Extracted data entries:
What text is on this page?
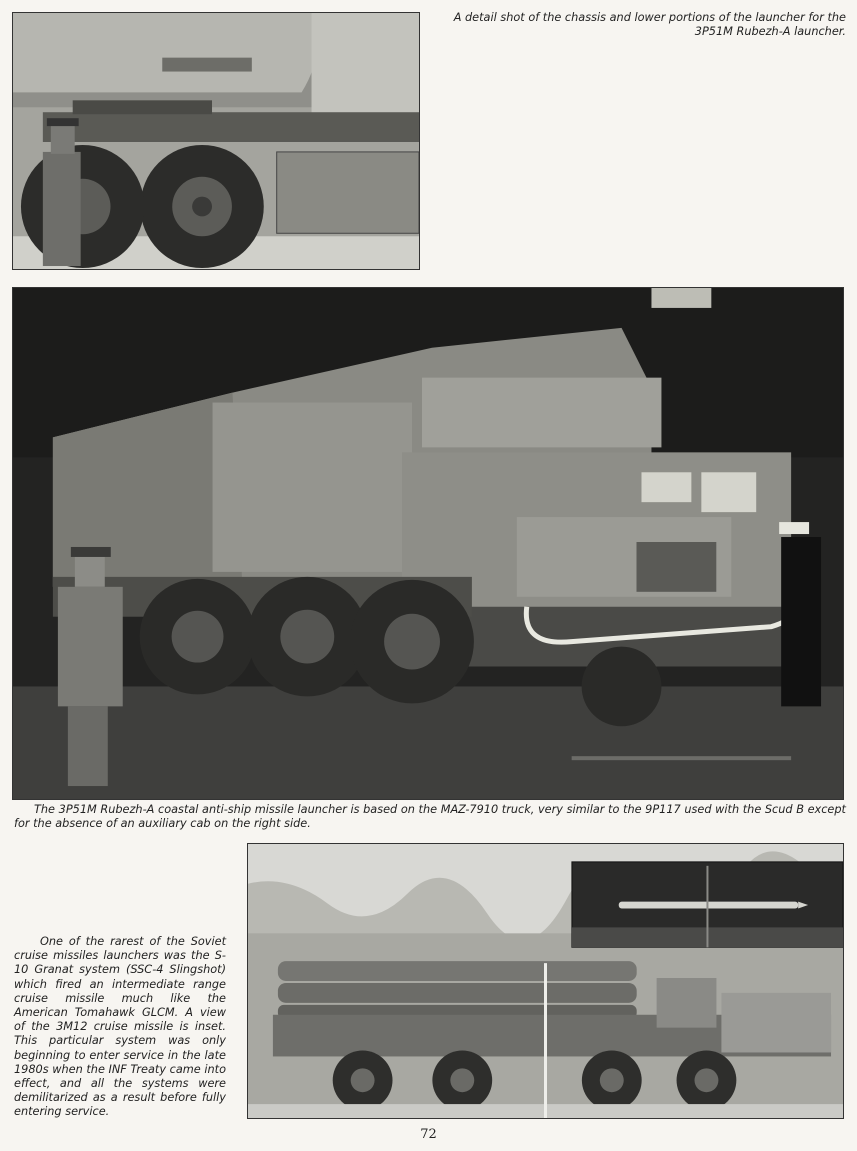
A detail shot of the chassis and lower portions of the launcher for the 3P51M Rubezh-A launcher.
The 3P51M Rubezh-A coastal anti-ship missile launcher is based on the MAZ-7910 truck, very similar to the 9P117 used with the Scud B except for the absence of an auxiliary cab on the right side.
One of the rarest of the Soviet cruise missiles launchers was the S-10 Granat system (SSC-4 Slingshot) which fired an intermediate range cruise missile much like the American Tomahawk GLCM. A view of the 3M12 cruise missile is inset. This particular system was only beginning to enter service in the late 1980s when the INF Treaty came into effect, and all the systems were demilitarized as a result before fully entering service.
72
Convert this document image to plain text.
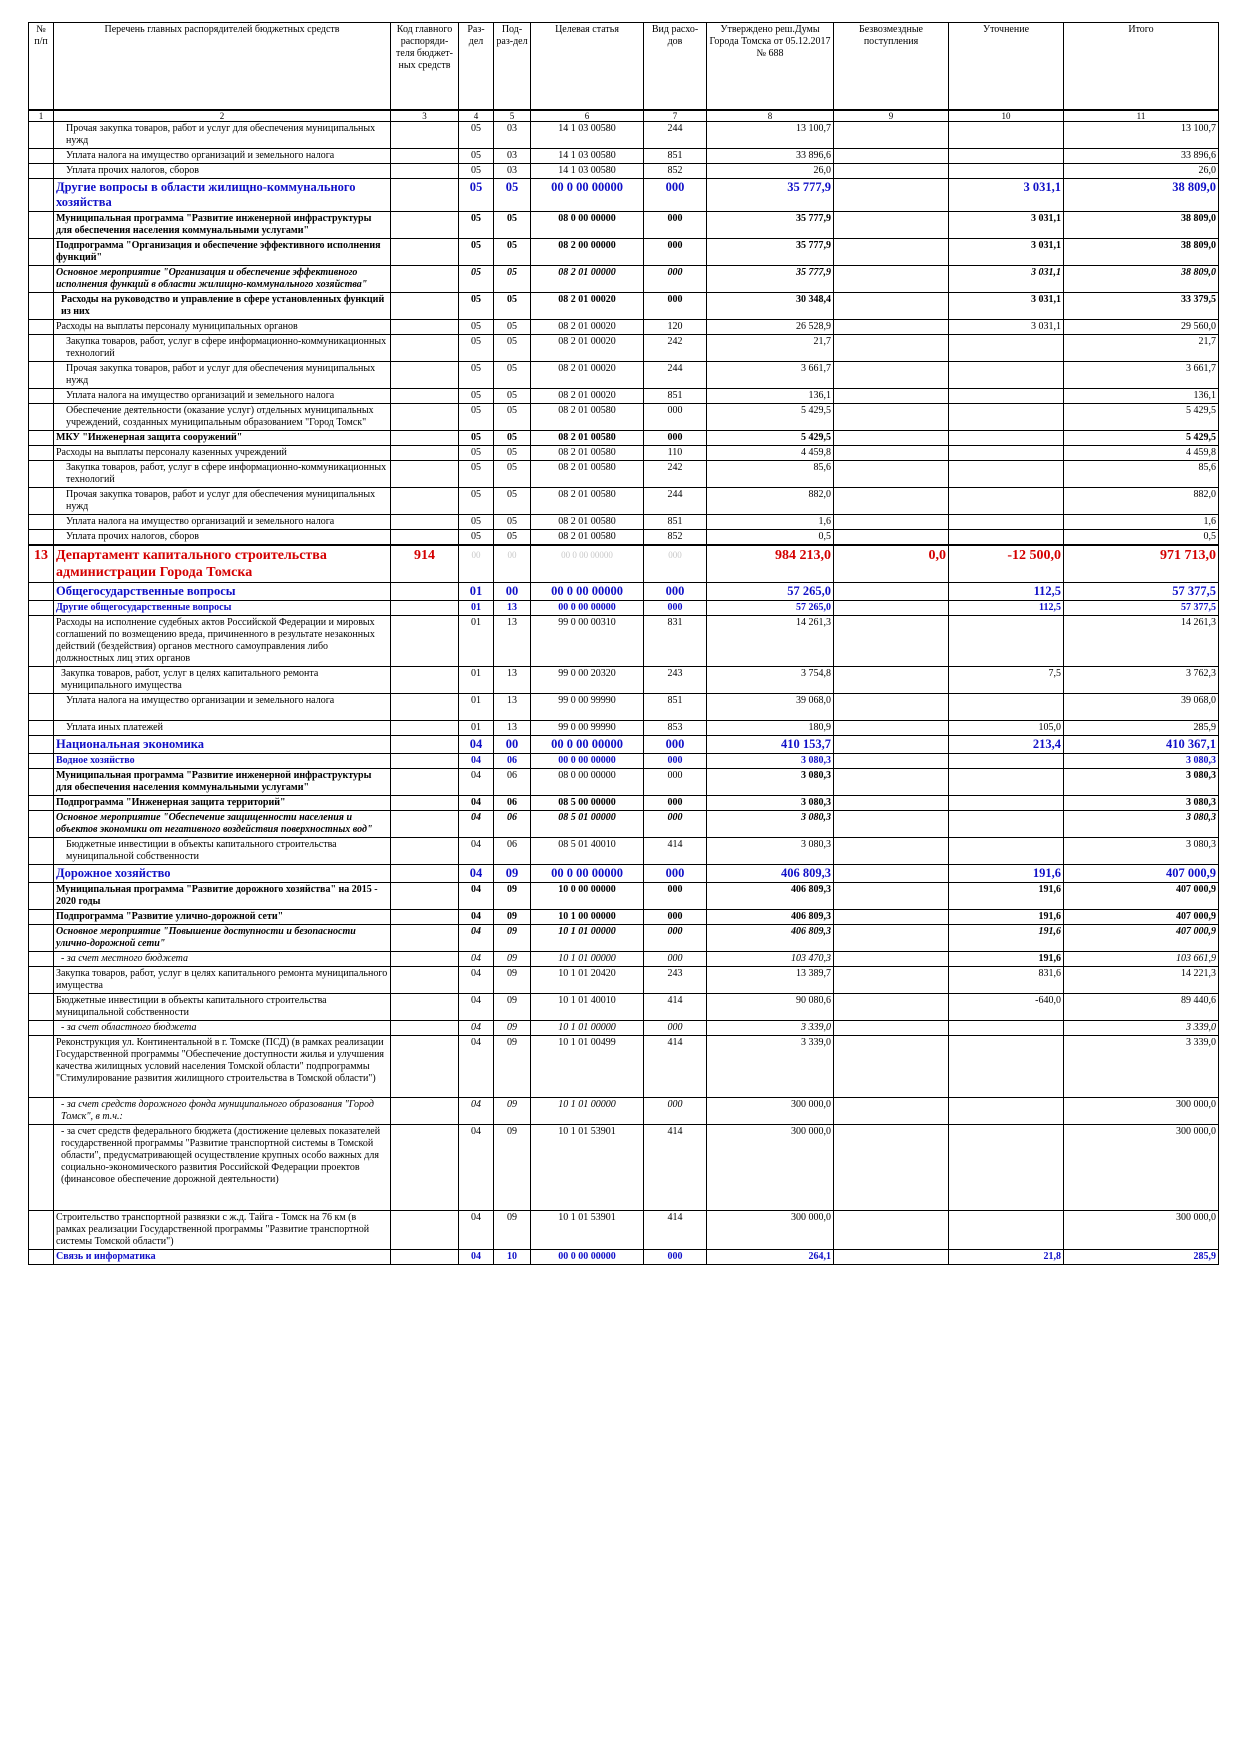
№ п/п	Перечень главных распорядителей бюджетных средств	Код главного распоряди-теля бюджет-ных средств	Раз-дел	Под-раз-дел	Целевая статья	Вид расхо-дов	Утверждено реш.Думы Города Томска от 05.12.2017 № 688	Безвозмездные поступления	Уточнение	Итого
1	2	3	4	5	6	7	8	9	10	11
	Прочая закупка товаров, работ и услуг для обеспечения муниципальных нужд		05	03	14 1 03 00580	244	13 100,7			13 100,7
	Уплата налога на имущество организаций и земельного налога		05	03	14 1 03 00580	851	33 896,6			33 896,6
	Уплата прочих налогов, сборов		05	03	14 1 03 00580	852	26,0			26,0
	Другие вопросы в области жилищно-коммунального хозяйства		05	05	00 0 00 00000	000	35 777,9		3 031,1	38 809,0
	Муниципальная программа "Развитие инженерной инфраструктуры для обеспечения населения коммунальными услугами"		05	05	08 0 00 00000	000	35 777,9		3 031,1	38 809,0
	Подпрограмма "Организация и обеспечение эффективного исполнения функций"		05	05	08 2 00 00000	000	35 777,9		3 031,1	38 809,0
	Основное мероприятие "Организация и обеспечение эффективного исполнения функций в области жилищно-коммунального хозяйства"		05	05	08 2 01 00000	000	35 777,9		3 031,1	38 809,0
	Расходы на руководство и управление в сфере установленных функций из них		05	05	08 2 01 00020	000	30 348,4		3 031,1	33 379,5
	Расходы на выплаты персоналу муниципальных органов		05	05	08 2 01 00020	120	26 528,9		3 031,1	29 560,0
	Закупка товаров, работ, услуг в сфере информационно-коммуникационных технологий		05	05	08 2 01 00020	242	21,7			21,7
	Прочая закупка товаров, работ и услуг для обеспечения муниципальных нужд		05	05	08 2 01 00020	244	3 661,7			3 661,7
	Уплата налога на имущество организаций и земельного налога		05	05	08 2 01 00020	851	136,1			136,1
	Обеспечение деятельности (оказание услуг) отдельных муниципальных учреждений, созданных муниципальным образованием "Город Томск"		05	05	08 2 01 00580	000	5 429,5			5 429,5
	МКУ "Инженерная защита сооружений"		05	05	08 2 01 00580	000	5 429,5			5 429,5
	Расходы на выплаты персоналу казенных учреждений		05	05	08 2 01 00580	110	4 459,8			4 459,8
	Закупка товаров, работ, услуг в сфере информационно-коммуникационных технологий		05	05	08 2 01 00580	242	85,6			85,6
	Прочая закупка товаров, работ и услуг для обеспечения муниципальных нужд		05	05	08 2 01 00580	244	882,0			882,0
	Уплата налога на имущество организаций и земельного налога		05	05	08 2 01 00580	851	1,6			1,6
	Уплата прочих налогов, сборов		05	05	08 2 01 00580	852	0,5			0,5
13	Департамент капитального строительства администрации Города Томска	914	00	00	00 0 00 00000	000	984 213,0	0,0	-12 500,0	971 713,0
	Общегосударственные вопросы		01	00	00 0 00 00000	000	57 265,0		112,5	57 377,5
	Другие общегосударственные вопросы		01	13	00 0 00 00000	000	57 265,0		112,5	57 377,5
	Расходы на исполнение судебных актов Российской Федерации и мировых соглашений по возмещению вреда, причиненного в результате незаконных действий (бездействия) органов местного самоуправления либо должностных лиц этих органов		01	13	99 0 00 00310	831	14 261,3			14 261,3
	Закупка товаров, работ, услуг в целях капитального ремонта муниципального имущества		01	13	99 0 00 20320	243	3 754,8		7,5	3 762,3
	Уплата налога на имущество организации и земельного налога		01	13	99 0 00 99990	851	39 068,0			39 068,0
	Уплата иных платежей		01	13	99 0 00 99990	853	180,9		105,0	285,9
	Национальная экономика		04	00	00 0 00 00000	000	410 153,7		213,4	410 367,1
	Водное хозяйство		04	06	00 0 00 00000	000	3 080,3			3 080,3
	Муниципальная программа "Развитие инженерной инфраструктуры для обеспечения населения коммунальными услугами"		04	06	08 0 00 00000	000	3 080,3			3 080,3
	Подпрограмма "Инженерная защита территорий"		04	06	08 5 00 00000	000	3 080,3			3 080,3
	Основное мероприятие "Обеспечение защищенности населения и объектов экономики от негативного воздействия поверхностных вод"		04	06	08 5 01 00000	000	3 080,3			3 080,3
	Бюджетные инвестиции в объекты капитального строительства муниципальной собственности		04	06	08 5 01 40010	414	3 080,3			3 080,3
	Дорожное хозяйство		04	09	00 0 00 00000	000	406 809,3		191,6	407 000,9
	Муниципальная программа "Развитие дорожного хозяйства" на 2015 - 2020 годы		04	09	10 0 00 00000	000	406 809,3		191,6	407 000,9
	Подпрограмма "Развитие улично-дорожной сети"		04	09	10 1 00 00000	000	406 809,3		191,6	407 000,9
	Основное мероприятие "Повышение доступности и безопасности улично-дорожной сети"		04	09	10 1 01 00000	000	406 809,3		191,6	407 000,9
	- за счет местного бюджета		04	09	10 1 01 00000	000	103 470,3		191,6	103 661,9
	Закупка товаров, работ, услуг в целях капитального ремонта муниципального имущества		04	09	10 1 01 20420	243	13 389,7		831,6	14 221,3
	Бюджетные инвестиции в объекты капитального строительства муниципальной собственности		04	09	10 1 01 40010	414	90 080,6		-640,0	89 440,6
	- за счет областного бюджета		04	09	10 1 01 00000	000	3 339,0			3 339,0
	Реконструкция ул. Континентальной в г. Томске (ПСД) (в рамках реализации Государственной программы "Обеспечение доступности жилья и улучшения качества жилищных условий населения Томской области" подпрограммы "Стимулирование развития жилищного строительства в Томской области")		04	09	10 1 01 00499	414	3 339,0			3 339,0
	- за счет средств дорожного фонда муниципального образования "Город Томск", в т.ч.:		04	09	10 1 01 00000	000	300 000,0			300 000,0
	- за счет средств федерального бюджета (достижение целевых показателей государственной программы "Развитие транспортной системы в Томской области", предусматривающей осуществление крупных особо важных для социально-экономического развития Российской Федерации проектов (финансовое обеспечение дорожной деятельности)		04	09	10 1 01 53901	414	300 000,0			300 000,0
	Строительство транспортной развязки с ж.д. Тайга - Томск на 76 км (в рамках реализации Государственной программы "Развитие транспортной системы Томской области")		04	09	10 1 01 53901	414	300 000,0			300 000,0
	Связь и информатика		04	10	00 0 00 00000	000	264,1		21,8	285,9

**What you are asked to do:**
Reproduce the full material exactly, excluding the pictures.

**Output below:**
What text is on this page?
A detail shot of the chassis and lower portions of the launcher for the 3P51M Rubezh-A launcher.
The 3P51M Rubezh-A coastal anti-ship missile launcher is based on the MAZ-7910 truck, very similar to the 9P117 used with the Scud B except for the absence of an auxiliary cab on the right side.
One of the rarest of the Soviet cruise missiles launchers was the S-10 Granat system (SSC-4 Slingshot) which fired an intermediate range cruise missile much like the American Tomahawk GLCM. A view of the 3M12 cruise missile is inset. This particular system was only beginning to enter service in the late 1980s when the INF Treaty came into effect, and all the systems were demilitarized as a result before fully entering service.
72
Convert this document image to plain text.
№ п/п	Перечень главных распорядителей бюджетных средств	Код главного распоряди-теля бюджет-ных средств	Раз-дел	Под-раз-дел	Целевая статья	Вид расхо-дов	Утверждено реш.Думы Города Томска от 05.12.2017 № 688	Безвозмездные поступления	Уточнение	Итого
1	2	3	4	5	6	7	8	9	10	11
	Прочая закупка товаров, работ и услуг для обеспечения муниципальных нужд		05	03	14 1 03 00580	244	13 100,7			13 100,7
	Уплата налога на имущество организаций и земельного налога		05	03	14 1 03 00580	851	33 896,6			33 896,6
	Уплата прочих налогов, сборов		05	03	14 1 03 00580	852	26,0			26,0
	Другие вопросы в области жилищно-коммунального хозяйства		05	05	00 0 00 00000	000	35 777,9		3 031,1	38 809,0
	Муниципальная программа "Развитие инженерной инфраструктуры для обеспечения населения коммунальными услугами"		05	05	08 0 00 00000	000	35 777,9		3 031,1	38 809,0
	Подпрограмма "Организация и обеспечение эффективного исполнения функций"		05	05	08 2 00 00000	000	35 777,9		3 031,1	38 809,0
	Основное мероприятие "Организация и обеспечение эффективного исполнения функций в области жилищно-коммунального хозяйства"		05	05	08 2 01 00000	000	35 777,9		3 031,1	38 809,0
	Расходы на руководство и управление в сфере установленных функций из них		05	05	08 2 01 00020	000	30 348,4		3 031,1	33 379,5
	Расходы на выплаты персоналу муниципальных органов		05	05	08 2 01 00020	120	26 528,9		3 031,1	29 560,0
	Закупка товаров, работ, услуг в сфере информационно-коммуникационных технологий		05	05	08 2 01 00020	242	21,7			21,7
	Прочая закупка товаров, работ и услуг для обеспечения муниципальных нужд		05	05	08 2 01 00020	244	3 661,7			3 661,7
	Уплата налога на имущество организаций и земельного налога		05	05	08 2 01 00020	851	136,1			136,1
	Обеспечение деятельности (оказание услуг) отдельных муниципальных учреждений, созданных муниципальным образованием "Город Томск"		05	05	08 2 01 00580	000	5 429,5			5 429,5
	МКУ "Инженерная защита сооружений"		05	05	08 2 01 00580	000	5 429,5			5 429,5
	Расходы на выплаты персоналу казенных учреждений		05	05	08 2 01 00580	110	4 459,8			4 459,8
	Закупка товаров, работ, услуг в сфере информационно-коммуникационных технологий		05	05	08 2 01 00580	242	85,6			85,6
	Прочая закупка товаров, работ и услуг для обеспечения муниципальных нужд		05	05	08 2 01 00580	244	882,0			882,0
	Уплата налога на имущество организаций и земельного налога		05	05	08 2 01 00580	851	1,6			1,6
	Уплата прочих налогов, сборов		05	05	08 2 01 00580	852	0,5			0,5
13	Департамент капитального строительства администрации Города Томска	914	00	00	00 0 00 00000	000	984 213,0	0,0	-12 500,0	971 713,0
	Общегосударственные вопросы		01	00	00 0 00 00000	000	57 265,0		112,5	57 377,5
	Другие общегосударственные вопросы		01	13	00 0 00 00000	000	57 265,0		112,5	57 377,5
	Расходы на исполнение судебных актов Российской Федерации и мировых соглашений по возмещению вреда, причиненного в результате незаконных действий (бездействия) органов местного самоуправления либо должностных лиц этих органов		01	13	99 0 00 00310	831	14 261,3			14 261,3
	Закупка товаров, работ, услуг в целях капитального ремонта муниципального имущества		01	13	99 0 00 20320	243	3 754,8		7,5	3 762,3
	Уплата налога на имущество организации и земельного налога		01	13	99 0 00 99990	851	39 068,0			39 068,0
	Уплата иных платежей		01	13	99 0 00 99990	853	180,9		105,0	285,9
	Национальная экономика		04	00	00 0 00 00000	000	410 153,7		213,4	410 367,1
	Водное хозяйство		04	06	00 0 00 00000	000	3 080,3			3 080,3
	Муниципальная программа "Развитие инженерной инфраструктуры для обеспечения населения коммунальными услугами"		04	06	08 0 00 00000	000	3 080,3			3 080,3
	Подпрограмма "Инженерная защита территорий"		04	06	08 5 00 00000	000	3 080,3			3 080,3
	Основное мероприятие "Обеспечение защищенности населения и объектов экономики от негативного воздействия поверхностных вод"		04	06	08 5 01 00000	000	3 080,3			3 080,3
	Бюджетные инвестиции в объекты капитального строительства муниципальной собственности		04	06	08 5 01 40010	414	3 080,3			3 080,3
	Дорожное хозяйство		04	09	00 0 00 00000	000	406 809,3		191,6	407 000,9
	Муниципальная программа "Развитие дорожного хозяйства" на 2015 - 2020 годы		04	09	10 0 00 00000	000	406 809,3		191,6	407 000,9
	Подпрограмма "Развитие улично-дорожной сети"		04	09	10 1 00 00000	000	406 809,3		191,6	407 000,9
	Основное мероприятие "Повышение доступности и безопасности улично-дорожной сети"		04	09	10 1 01 00000	000	406 809,3		191,6	407 000,9
	- за счет местного бюджета		04	09	10 1 01 00000	000	103 470,3		191,6	103 661,9
	Закупка товаров, работ, услуг в целях капитального ремонта муниципального имущества		04	09	10 1 01 20420	243	13 389,7		831,6	14 221,3
	Бюджетные инвестиции в объекты капитального строительства муниципальной собственности		04	09	10 1 01 40010	414	90 080,6		-640,0	89 440,6
	- за счет областного бюджета		04	09	10 1 01 00000	000	3 339,0			3 339,0
	Реконструкция ул. Континентальной в г. Томске (ПСД) (в рамках реализации Государственной программы "Обеспечение доступности жилья и улучшения качества жилищных условий населения Томской области" подпрограммы "Стимулирование развития жилищного строительства в Томской области")		04	09	10 1 01 00499	414	3 339,0			3 339,0
	- за счет средств дорожного фонда муниципального образования "Город Томск", в т.ч.:		04	09	10 1 01 00000	000	300 000,0			300 000,0
	- за счет средств федерального бюджета (достижение целевых показателей государственной программы "Развитие транспортной системы в Томской области", предусматривающей осуществление крупных особо важных для социально-экономического развития Российской Федерации проектов (финансовое обеспечение дорожной деятельности)		04	09	10 1 01 53901	414	300 000,0			300 000,0
	Строительство транспортной развязки с ж.д. Тайга - Томск на 76 км (в рамках реализации Государственной программы "Развитие транспортной системы Томской области")		04	09	10 1 01 53901	414	300 000,0			300 000,0
	Связь и информатика		04	10	00 0 00 00000	000	264,1		21,8	285,9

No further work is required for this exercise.